Brief – Copy each line of the material below that includes the string "document".

=== Material supplied ===

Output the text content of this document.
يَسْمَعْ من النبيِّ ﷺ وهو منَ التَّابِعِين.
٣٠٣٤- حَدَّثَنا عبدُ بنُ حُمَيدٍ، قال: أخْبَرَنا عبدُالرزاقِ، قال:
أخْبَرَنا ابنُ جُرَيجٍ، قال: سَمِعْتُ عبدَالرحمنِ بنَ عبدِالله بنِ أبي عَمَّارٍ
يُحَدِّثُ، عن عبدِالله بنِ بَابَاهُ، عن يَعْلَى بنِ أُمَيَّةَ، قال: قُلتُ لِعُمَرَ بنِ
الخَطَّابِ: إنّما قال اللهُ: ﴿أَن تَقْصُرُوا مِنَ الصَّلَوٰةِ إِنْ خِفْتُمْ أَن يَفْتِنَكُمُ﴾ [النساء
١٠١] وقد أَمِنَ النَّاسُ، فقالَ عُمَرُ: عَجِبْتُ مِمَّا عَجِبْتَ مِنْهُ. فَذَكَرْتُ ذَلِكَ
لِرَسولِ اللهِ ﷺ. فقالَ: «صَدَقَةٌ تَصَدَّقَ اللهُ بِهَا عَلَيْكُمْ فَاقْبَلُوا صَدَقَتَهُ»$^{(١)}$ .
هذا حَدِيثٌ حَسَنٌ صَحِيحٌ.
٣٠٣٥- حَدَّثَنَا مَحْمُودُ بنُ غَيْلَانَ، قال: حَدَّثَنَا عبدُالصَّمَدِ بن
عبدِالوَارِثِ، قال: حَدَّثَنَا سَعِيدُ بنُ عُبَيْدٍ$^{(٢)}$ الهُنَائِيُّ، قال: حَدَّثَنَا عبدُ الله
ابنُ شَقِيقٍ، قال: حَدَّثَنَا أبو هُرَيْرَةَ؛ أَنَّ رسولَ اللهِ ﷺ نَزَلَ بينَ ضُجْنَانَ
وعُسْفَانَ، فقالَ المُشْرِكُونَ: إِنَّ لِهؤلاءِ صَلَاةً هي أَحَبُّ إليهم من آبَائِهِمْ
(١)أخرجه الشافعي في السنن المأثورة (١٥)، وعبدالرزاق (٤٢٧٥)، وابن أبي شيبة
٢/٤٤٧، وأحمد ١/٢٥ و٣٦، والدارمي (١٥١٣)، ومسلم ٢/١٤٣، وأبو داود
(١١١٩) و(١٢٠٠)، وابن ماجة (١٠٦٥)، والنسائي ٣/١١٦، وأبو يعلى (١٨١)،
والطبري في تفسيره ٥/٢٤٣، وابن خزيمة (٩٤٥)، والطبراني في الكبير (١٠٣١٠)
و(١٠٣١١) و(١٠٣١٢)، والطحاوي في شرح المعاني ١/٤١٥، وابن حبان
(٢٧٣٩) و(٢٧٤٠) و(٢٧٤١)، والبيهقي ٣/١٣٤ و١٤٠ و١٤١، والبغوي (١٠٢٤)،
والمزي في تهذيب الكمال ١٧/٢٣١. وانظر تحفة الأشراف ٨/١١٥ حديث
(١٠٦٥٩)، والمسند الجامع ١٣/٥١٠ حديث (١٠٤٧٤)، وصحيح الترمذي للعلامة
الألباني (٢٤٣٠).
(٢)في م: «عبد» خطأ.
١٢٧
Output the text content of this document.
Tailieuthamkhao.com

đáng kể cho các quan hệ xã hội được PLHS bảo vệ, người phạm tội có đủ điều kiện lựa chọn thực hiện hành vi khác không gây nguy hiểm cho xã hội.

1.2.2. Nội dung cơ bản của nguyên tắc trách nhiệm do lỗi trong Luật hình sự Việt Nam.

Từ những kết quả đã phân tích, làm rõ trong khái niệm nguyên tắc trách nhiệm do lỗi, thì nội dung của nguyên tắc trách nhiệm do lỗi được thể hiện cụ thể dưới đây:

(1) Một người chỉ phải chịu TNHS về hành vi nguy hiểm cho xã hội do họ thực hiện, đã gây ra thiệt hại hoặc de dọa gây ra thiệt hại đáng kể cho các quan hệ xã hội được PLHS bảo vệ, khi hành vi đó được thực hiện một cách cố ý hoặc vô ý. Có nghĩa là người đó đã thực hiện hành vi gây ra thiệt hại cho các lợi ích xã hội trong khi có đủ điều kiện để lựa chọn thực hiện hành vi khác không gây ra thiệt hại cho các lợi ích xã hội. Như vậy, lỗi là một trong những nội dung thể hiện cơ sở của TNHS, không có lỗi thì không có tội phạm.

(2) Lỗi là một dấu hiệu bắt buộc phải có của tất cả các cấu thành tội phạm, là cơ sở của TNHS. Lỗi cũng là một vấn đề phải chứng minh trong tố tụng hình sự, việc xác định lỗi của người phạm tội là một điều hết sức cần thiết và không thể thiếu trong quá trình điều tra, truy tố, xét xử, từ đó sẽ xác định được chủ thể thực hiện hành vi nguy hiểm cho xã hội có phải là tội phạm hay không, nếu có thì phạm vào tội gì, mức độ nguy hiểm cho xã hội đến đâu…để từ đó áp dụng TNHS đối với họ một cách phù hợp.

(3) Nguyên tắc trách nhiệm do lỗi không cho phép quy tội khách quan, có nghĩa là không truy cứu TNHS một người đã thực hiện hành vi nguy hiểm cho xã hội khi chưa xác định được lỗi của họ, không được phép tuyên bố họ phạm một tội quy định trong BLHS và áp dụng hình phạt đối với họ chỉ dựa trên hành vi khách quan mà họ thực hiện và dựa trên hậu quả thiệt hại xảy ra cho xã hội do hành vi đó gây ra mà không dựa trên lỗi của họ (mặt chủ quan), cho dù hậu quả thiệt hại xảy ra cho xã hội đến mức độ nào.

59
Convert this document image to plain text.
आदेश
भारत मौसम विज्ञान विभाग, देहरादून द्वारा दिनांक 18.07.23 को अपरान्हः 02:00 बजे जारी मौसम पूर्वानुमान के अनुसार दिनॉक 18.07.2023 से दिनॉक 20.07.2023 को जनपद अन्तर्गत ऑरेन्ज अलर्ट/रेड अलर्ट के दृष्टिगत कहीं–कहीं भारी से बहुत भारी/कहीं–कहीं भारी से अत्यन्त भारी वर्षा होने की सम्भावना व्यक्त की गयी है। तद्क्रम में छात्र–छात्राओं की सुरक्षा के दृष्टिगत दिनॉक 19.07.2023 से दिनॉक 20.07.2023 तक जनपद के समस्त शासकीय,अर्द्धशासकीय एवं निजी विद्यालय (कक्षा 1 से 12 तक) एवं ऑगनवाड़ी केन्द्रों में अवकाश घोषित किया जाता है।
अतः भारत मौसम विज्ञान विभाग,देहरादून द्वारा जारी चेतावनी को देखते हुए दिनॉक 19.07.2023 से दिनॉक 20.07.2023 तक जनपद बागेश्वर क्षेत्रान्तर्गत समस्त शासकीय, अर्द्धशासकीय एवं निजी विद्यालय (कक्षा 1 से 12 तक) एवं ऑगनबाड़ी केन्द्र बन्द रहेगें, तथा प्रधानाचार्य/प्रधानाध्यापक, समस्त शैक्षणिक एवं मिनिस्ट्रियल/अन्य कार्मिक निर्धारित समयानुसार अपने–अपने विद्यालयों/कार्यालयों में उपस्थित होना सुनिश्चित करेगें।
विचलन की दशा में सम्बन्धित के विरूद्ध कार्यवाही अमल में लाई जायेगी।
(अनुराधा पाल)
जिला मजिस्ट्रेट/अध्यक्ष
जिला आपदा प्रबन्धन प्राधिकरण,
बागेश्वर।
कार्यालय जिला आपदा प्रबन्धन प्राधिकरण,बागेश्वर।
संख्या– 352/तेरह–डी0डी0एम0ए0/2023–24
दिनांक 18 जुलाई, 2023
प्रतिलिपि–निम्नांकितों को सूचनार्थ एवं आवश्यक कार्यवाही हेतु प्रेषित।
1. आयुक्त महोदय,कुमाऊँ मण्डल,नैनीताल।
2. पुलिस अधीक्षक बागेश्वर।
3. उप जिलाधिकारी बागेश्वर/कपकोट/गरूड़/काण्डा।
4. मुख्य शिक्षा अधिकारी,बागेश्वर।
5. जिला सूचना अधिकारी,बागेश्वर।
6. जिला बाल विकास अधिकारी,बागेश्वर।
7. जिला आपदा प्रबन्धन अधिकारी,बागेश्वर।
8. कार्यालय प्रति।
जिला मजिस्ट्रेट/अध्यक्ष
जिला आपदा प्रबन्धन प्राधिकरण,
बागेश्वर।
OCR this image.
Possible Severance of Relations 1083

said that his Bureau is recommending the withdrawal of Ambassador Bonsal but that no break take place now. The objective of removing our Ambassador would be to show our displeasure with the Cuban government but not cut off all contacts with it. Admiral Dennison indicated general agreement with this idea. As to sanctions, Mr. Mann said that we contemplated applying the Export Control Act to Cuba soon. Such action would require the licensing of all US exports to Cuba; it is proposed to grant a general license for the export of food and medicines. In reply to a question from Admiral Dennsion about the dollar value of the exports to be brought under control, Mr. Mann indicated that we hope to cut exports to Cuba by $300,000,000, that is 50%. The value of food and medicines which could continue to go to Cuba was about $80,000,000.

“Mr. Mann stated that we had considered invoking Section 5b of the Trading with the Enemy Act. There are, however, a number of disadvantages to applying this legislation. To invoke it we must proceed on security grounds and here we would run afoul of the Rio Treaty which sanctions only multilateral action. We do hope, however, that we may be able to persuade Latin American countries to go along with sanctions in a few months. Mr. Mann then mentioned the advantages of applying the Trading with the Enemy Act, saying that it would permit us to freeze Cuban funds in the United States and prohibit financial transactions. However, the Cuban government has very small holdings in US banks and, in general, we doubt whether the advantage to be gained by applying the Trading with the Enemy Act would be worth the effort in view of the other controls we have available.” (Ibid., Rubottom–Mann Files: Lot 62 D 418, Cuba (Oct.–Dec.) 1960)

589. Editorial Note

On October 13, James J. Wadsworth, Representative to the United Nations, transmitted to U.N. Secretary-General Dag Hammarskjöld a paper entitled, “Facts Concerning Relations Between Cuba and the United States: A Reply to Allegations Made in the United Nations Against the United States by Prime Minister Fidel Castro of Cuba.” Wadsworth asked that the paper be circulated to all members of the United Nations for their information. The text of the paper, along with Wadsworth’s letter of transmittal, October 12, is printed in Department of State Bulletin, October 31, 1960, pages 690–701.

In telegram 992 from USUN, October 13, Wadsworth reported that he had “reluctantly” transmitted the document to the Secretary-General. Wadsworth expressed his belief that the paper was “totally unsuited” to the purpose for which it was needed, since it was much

===

Output for this task –
Output the text content of this document.
Output the text content of this document.
Convert this document image to plain text.
In telegram 992 from USUN, October 13, Wadsworth reported that he had “reluctantly” transmitted the document to the Secretary-General. Wadsworth expressed his belief that the paper was “totally unsuited” to the purpose for which it was needed, since it was much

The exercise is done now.